* [Information supplied]:
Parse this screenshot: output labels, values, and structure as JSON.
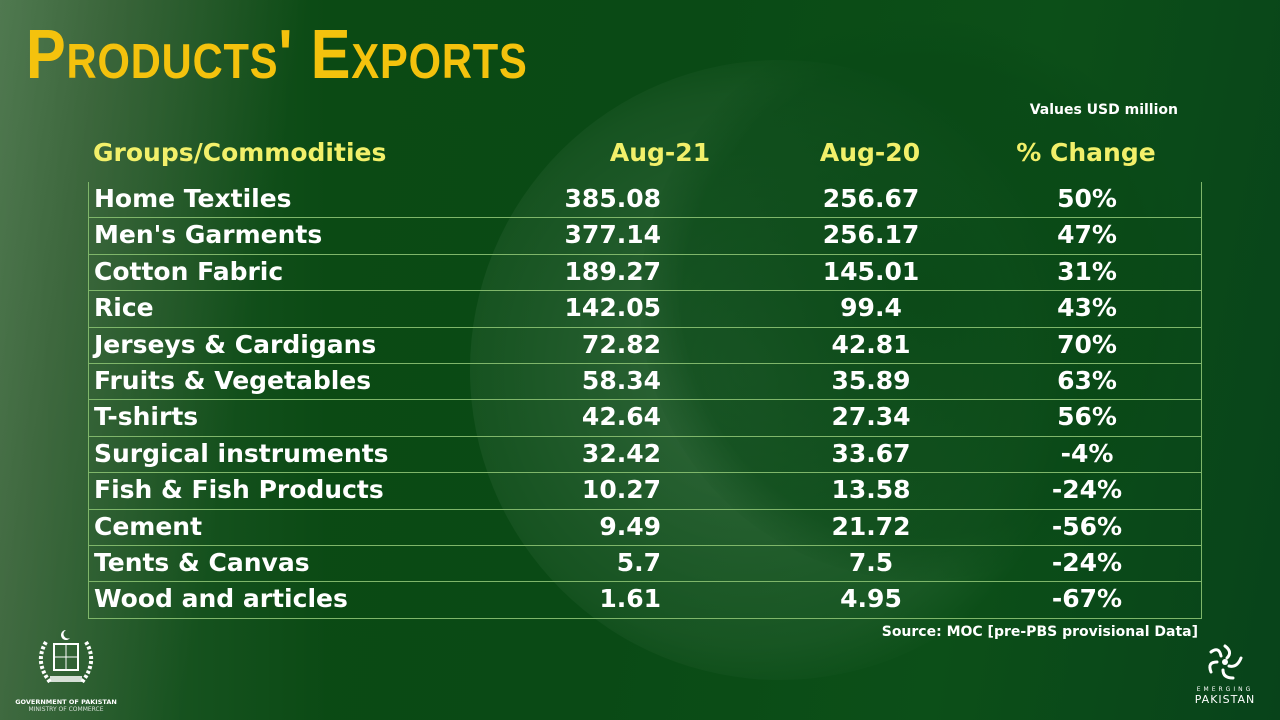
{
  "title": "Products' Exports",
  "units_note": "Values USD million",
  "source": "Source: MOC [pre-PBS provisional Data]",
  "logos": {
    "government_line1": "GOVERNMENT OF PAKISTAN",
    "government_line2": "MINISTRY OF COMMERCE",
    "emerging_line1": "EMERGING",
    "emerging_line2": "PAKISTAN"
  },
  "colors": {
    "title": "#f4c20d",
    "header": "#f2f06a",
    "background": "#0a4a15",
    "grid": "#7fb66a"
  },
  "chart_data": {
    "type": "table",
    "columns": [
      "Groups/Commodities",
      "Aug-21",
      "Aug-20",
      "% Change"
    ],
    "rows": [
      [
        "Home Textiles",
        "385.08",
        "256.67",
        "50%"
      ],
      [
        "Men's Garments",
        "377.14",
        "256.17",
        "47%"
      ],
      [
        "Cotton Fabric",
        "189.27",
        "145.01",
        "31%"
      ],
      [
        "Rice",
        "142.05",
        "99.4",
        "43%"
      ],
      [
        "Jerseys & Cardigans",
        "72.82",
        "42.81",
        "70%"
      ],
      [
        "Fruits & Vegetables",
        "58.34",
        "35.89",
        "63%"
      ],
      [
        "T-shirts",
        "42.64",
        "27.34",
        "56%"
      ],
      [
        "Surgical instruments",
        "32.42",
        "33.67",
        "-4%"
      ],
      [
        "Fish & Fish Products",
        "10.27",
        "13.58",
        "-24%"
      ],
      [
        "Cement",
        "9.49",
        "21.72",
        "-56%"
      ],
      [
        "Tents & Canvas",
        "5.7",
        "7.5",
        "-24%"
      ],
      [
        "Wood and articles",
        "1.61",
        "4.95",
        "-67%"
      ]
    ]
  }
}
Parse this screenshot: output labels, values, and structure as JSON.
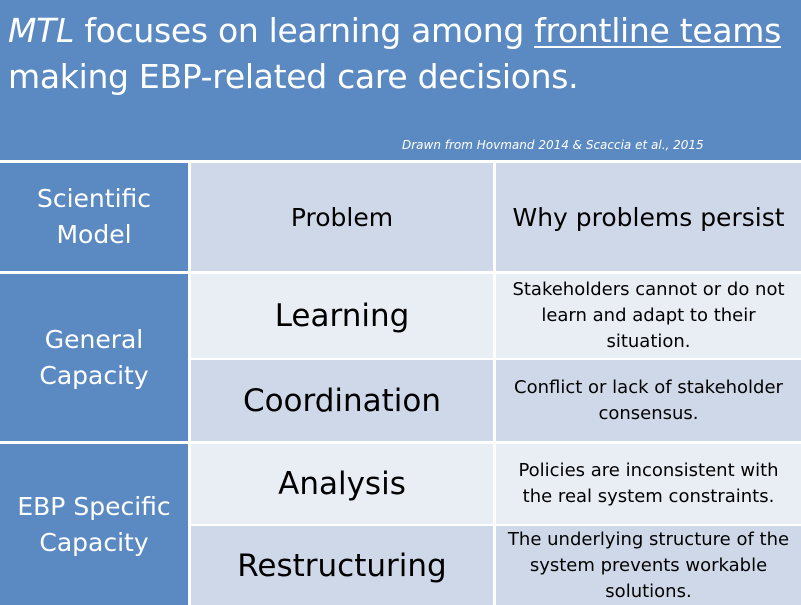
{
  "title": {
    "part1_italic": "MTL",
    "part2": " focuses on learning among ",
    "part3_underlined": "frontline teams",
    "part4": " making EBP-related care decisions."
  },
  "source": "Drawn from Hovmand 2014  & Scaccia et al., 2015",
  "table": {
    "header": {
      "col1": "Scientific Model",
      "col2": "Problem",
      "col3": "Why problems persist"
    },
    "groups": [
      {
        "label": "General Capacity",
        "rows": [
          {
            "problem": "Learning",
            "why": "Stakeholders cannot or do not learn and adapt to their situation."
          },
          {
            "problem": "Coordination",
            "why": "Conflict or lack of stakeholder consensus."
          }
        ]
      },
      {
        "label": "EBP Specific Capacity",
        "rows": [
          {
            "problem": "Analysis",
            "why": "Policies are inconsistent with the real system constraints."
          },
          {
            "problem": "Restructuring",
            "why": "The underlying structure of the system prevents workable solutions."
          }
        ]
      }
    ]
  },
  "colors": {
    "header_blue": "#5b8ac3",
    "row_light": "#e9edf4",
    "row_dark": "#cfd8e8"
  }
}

* [Stated problem]:
Reproduce all of the material exactly, apart from the pictures.

* [Finished task]:
Parse this screenshot: output labels, values, and structure as JSON.
{
  "title": "Products' Exports",
  "units_note": "Values USD million",
  "source": "Source: MOC [pre-PBS provisional Data]",
  "logos": {
    "government_line1": "GOVERNMENT OF PAKISTAN",
    "government_line2": "MINISTRY OF COMMERCE",
    "emerging_line1": "EMERGING",
    "emerging_line2": "PAKISTAN"
  },
  "colors": {
    "title": "#f4c20d",
    "header": "#f2f06a",
    "background": "#0a4a15",
    "grid": "#7fb66a"
  },
  "chart_data": {
    "type": "table",
    "columns": [
      "Groups/Commodities",
      "Aug-21",
      "Aug-20",
      "% Change"
    ],
    "rows": [
      [
        "Home Textiles",
        "385.08",
        "256.67",
        "50%"
      ],
      [
        "Men's Garments",
        "377.14",
        "256.17",
        "47%"
      ],
      [
        "Cotton Fabric",
        "189.27",
        "145.01",
        "31%"
      ],
      [
        "Rice",
        "142.05",
        "99.4",
        "43%"
      ],
      [
        "Jerseys & Cardigans",
        "72.82",
        "42.81",
        "70%"
      ],
      [
        "Fruits & Vegetables",
        "58.34",
        "35.89",
        "63%"
      ],
      [
        "T-shirts",
        "42.64",
        "27.34",
        "56%"
      ],
      [
        "Surgical instruments",
        "32.42",
        "33.67",
        "-4%"
      ],
      [
        "Fish & Fish Products",
        "10.27",
        "13.58",
        "-24%"
      ],
      [
        "Cement",
        "9.49",
        "21.72",
        "-56%"
      ],
      [
        "Tents & Canvas",
        "5.7",
        "7.5",
        "-24%"
      ],
      [
        "Wood and articles",
        "1.61",
        "4.95",
        "-67%"
      ]
    ]
  }
}
Parse this screenshot: output labels, values, and structure as JSON.
{
  "title": {
    "part1_italic": "MTL",
    "part2": " focuses on learning among ",
    "part3_underlined": "frontline teams",
    "part4": " making EBP-related care decisions."
  },
  "source": "Drawn from Hovmand 2014  & Scaccia et al., 2015",
  "table": {
    "header": {
      "col1": "Scientific Model",
      "col2": "Problem",
      "col3": "Why problems persist"
    },
    "groups": [
      {
        "label": "General Capacity",
        "rows": [
          {
            "problem": "Learning",
            "why": "Stakeholders cannot or do not learn and adapt to their situation."
          },
          {
            "problem": "Coordination",
            "why": "Conflict or lack of stakeholder consensus."
          }
        ]
      },
      {
        "label": "EBP Specific Capacity",
        "rows": [
          {
            "problem": "Analysis",
            "why": "Policies are inconsistent with the real system constraints."
          },
          {
            "problem": "Restructuring",
            "why": "The underlying structure of the system prevents workable solutions."
          }
        ]
      }
    ]
  },
  "colors": {
    "header_blue": "#5b8ac3",
    "row_light": "#e9edf4",
    "row_dark": "#cfd8e8"
  }
}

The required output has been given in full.